**Prompt**
Repeat the records verbatim and leave the pictures out of your copy.

--- START OF Exercise inputs ---

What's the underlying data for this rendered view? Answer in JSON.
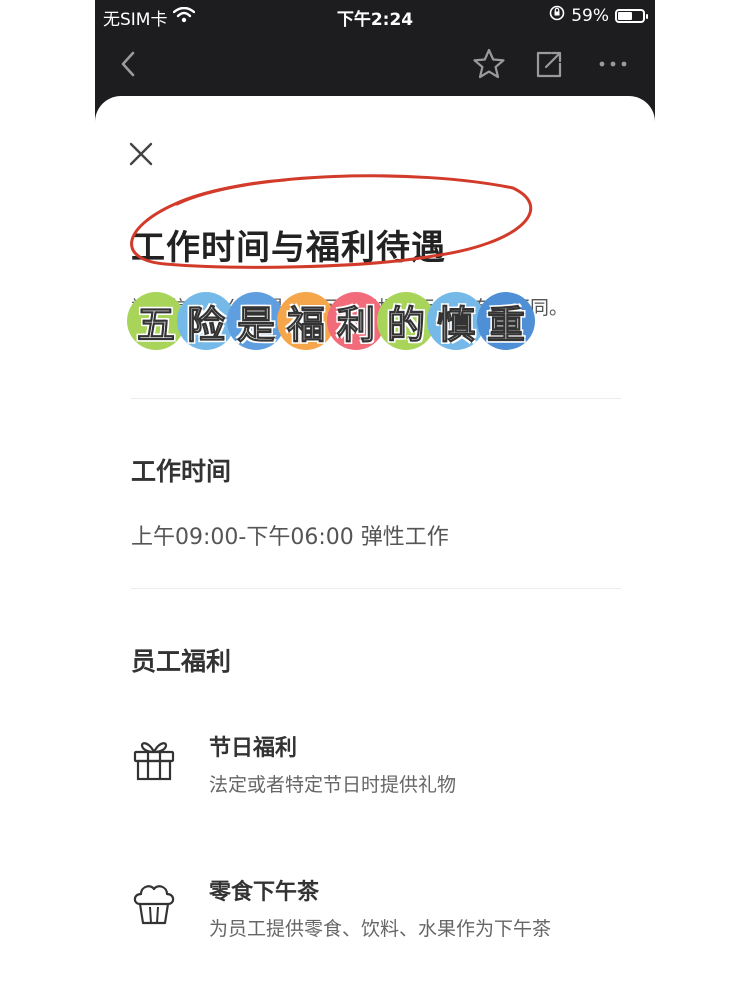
{
  "status_bar": {
    "carrier": "无SIM卡",
    "time": "下午2:24",
    "battery_text": "59%",
    "battery_level": 0.59
  },
  "nav": {
    "back_icon": "chevron-left-icon",
    "favorite_icon": "star-outline-icon",
    "share_icon": "share-icon",
    "more_icon": "more-horizontal-icon"
  },
  "sheet": {
    "title": "工作时间与福利待遇",
    "subtitle": "福利信息由公司提供，可能根据实际岗位有所不同。",
    "sticker_chars": [
      "五",
      "险",
      "是",
      "福",
      "利",
      "的",
      "慎",
      "重"
    ],
    "sticker_colors": [
      "#a8d45a",
      "#74b9e8",
      "#5f9fe0",
      "#f5a54a",
      "#f26b7a",
      "#a8d45a",
      "#74b9e8",
      "#4f8fd6"
    ],
    "annotation_color": "#d23a2a"
  },
  "work_time": {
    "heading": "工作时间",
    "hours": "上午09:00-下午06:00 弹性工作"
  },
  "benefits": {
    "heading": "员工福利",
    "items": [
      {
        "icon": "gift-icon",
        "title": "节日福利",
        "desc": "法定或者特定节日时提供礼物"
      },
      {
        "icon": "cupcake-icon",
        "title": "零食下午茶",
        "desc": "为员工提供零食、饮料、水果作为下午茶"
      }
    ]
  }
}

--- END OF Exercise inputs ---

**Response below**
What's the underlying data for this rendered view? Answer in JSON.
{
  "status_bar": {
    "carrier": "无SIM卡",
    "time": "下午2:24",
    "battery_text": "59%",
    "battery_level": 0.59
  },
  "nav": {
    "back_icon": "chevron-left-icon",
    "favorite_icon": "star-outline-icon",
    "share_icon": "share-icon",
    "more_icon": "more-horizontal-icon"
  },
  "sheet": {
    "title": "工作时间与福利待遇",
    "subtitle": "福利信息由公司提供，可能根据实际岗位有所不同。",
    "sticker_chars": [
      "五",
      "险",
      "是",
      "福",
      "利",
      "的",
      "慎",
      "重"
    ],
    "sticker_colors": [
      "#a8d45a",
      "#74b9e8",
      "#5f9fe0",
      "#f5a54a",
      "#f26b7a",
      "#a8d45a",
      "#74b9e8",
      "#4f8fd6"
    ],
    "annotation_color": "#d23a2a"
  },
  "work_time": {
    "heading": "工作时间",
    "hours": "上午09:00-下午06:00 弹性工作"
  },
  "benefits": {
    "heading": "员工福利",
    "items": [
      {
        "icon": "gift-icon",
        "title": "节日福利",
        "desc": "法定或者特定节日时提供礼物"
      },
      {
        "icon": "cupcake-icon",
        "title": "零食下午茶",
        "desc": "为员工提供零食、饮料、水果作为下午茶"
      }
    ]
  }
}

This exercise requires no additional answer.